═════ Records for the exercise ═════

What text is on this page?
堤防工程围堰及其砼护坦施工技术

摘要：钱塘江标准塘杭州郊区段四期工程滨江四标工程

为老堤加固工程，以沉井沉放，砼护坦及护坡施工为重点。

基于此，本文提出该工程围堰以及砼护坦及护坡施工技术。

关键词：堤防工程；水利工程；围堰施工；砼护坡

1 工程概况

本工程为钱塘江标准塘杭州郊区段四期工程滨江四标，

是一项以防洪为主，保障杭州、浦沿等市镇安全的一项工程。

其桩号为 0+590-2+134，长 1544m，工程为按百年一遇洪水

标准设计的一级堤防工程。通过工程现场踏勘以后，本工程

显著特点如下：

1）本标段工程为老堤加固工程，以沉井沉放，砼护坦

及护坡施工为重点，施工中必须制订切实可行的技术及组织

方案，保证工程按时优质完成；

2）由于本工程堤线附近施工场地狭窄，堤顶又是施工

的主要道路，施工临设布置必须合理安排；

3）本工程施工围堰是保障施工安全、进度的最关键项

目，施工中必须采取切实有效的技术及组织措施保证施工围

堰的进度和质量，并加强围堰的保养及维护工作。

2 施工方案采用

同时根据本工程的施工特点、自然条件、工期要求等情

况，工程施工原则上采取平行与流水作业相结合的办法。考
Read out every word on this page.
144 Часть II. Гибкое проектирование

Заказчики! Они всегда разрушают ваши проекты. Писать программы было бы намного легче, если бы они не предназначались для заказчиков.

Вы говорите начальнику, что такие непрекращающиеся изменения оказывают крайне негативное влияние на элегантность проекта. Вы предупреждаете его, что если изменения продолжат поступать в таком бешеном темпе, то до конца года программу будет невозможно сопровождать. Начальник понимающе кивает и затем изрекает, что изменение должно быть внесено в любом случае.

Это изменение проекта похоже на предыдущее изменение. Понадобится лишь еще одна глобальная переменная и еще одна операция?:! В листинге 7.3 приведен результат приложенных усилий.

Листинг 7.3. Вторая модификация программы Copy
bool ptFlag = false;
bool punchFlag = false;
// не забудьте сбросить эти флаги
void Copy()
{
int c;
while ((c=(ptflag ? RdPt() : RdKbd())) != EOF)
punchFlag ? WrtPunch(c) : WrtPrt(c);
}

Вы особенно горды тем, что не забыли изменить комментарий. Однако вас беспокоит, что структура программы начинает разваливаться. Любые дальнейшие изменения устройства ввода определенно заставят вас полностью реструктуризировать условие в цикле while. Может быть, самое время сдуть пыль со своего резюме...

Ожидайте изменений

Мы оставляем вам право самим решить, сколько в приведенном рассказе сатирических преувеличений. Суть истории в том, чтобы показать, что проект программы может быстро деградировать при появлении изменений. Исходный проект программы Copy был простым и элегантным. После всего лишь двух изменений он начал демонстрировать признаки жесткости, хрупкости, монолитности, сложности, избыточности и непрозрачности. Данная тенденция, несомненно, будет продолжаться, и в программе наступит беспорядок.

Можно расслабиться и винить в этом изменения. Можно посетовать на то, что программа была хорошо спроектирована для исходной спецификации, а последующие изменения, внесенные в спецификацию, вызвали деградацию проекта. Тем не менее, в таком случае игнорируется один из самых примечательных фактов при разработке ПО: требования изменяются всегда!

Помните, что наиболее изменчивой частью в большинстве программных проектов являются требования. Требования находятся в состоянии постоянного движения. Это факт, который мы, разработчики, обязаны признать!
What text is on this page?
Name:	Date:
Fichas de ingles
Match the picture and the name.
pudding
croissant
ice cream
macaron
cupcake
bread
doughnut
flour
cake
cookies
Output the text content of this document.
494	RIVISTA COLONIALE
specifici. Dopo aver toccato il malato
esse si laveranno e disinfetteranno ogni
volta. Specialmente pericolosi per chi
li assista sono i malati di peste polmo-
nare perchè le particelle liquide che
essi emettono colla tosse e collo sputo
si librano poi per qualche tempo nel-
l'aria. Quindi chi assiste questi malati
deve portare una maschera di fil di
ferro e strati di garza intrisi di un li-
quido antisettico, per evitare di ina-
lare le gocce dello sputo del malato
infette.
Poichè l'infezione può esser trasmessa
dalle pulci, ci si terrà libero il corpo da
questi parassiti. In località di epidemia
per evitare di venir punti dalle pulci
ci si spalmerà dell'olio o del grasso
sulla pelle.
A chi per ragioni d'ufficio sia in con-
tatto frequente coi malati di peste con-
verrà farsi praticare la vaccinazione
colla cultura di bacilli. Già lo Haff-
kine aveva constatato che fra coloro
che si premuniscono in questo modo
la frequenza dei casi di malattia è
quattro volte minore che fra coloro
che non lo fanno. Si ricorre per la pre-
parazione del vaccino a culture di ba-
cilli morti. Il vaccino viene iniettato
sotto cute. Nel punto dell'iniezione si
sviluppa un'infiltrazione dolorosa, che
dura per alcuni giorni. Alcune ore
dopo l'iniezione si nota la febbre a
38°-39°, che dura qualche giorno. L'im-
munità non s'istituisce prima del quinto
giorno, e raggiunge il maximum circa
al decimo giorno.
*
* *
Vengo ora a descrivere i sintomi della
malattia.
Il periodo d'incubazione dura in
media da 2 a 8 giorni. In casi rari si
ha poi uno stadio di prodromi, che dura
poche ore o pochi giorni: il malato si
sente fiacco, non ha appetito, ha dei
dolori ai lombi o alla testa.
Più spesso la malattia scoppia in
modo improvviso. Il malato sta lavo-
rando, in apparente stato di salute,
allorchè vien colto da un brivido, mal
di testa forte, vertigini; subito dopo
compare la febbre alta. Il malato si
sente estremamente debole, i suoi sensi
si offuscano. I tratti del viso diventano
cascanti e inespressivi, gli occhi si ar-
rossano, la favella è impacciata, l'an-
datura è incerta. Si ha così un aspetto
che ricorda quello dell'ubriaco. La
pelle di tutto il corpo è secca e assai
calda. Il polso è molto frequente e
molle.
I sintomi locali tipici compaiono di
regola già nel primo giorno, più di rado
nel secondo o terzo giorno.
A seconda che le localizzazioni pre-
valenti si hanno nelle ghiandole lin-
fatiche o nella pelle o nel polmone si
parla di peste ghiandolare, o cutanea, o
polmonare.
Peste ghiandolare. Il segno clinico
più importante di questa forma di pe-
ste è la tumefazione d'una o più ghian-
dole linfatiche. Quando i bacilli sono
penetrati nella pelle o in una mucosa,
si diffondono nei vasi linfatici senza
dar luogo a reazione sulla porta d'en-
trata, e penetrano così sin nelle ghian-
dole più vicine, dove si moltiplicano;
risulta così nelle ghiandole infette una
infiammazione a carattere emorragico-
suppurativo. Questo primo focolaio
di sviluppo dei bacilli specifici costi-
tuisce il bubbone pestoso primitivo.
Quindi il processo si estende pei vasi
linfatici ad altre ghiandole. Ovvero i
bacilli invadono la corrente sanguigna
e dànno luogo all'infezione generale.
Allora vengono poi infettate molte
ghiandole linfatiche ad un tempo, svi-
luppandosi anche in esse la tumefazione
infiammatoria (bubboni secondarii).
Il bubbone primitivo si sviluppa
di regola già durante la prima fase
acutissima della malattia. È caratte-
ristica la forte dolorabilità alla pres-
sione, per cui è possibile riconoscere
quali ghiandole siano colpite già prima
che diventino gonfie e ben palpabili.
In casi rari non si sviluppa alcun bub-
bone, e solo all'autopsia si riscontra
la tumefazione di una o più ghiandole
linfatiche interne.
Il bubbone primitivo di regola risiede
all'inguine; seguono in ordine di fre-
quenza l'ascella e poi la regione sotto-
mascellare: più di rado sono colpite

═════

Stated goal:
How many lines in the listing above contain "nelle"? Answer with the number alone.

Exercise output:
3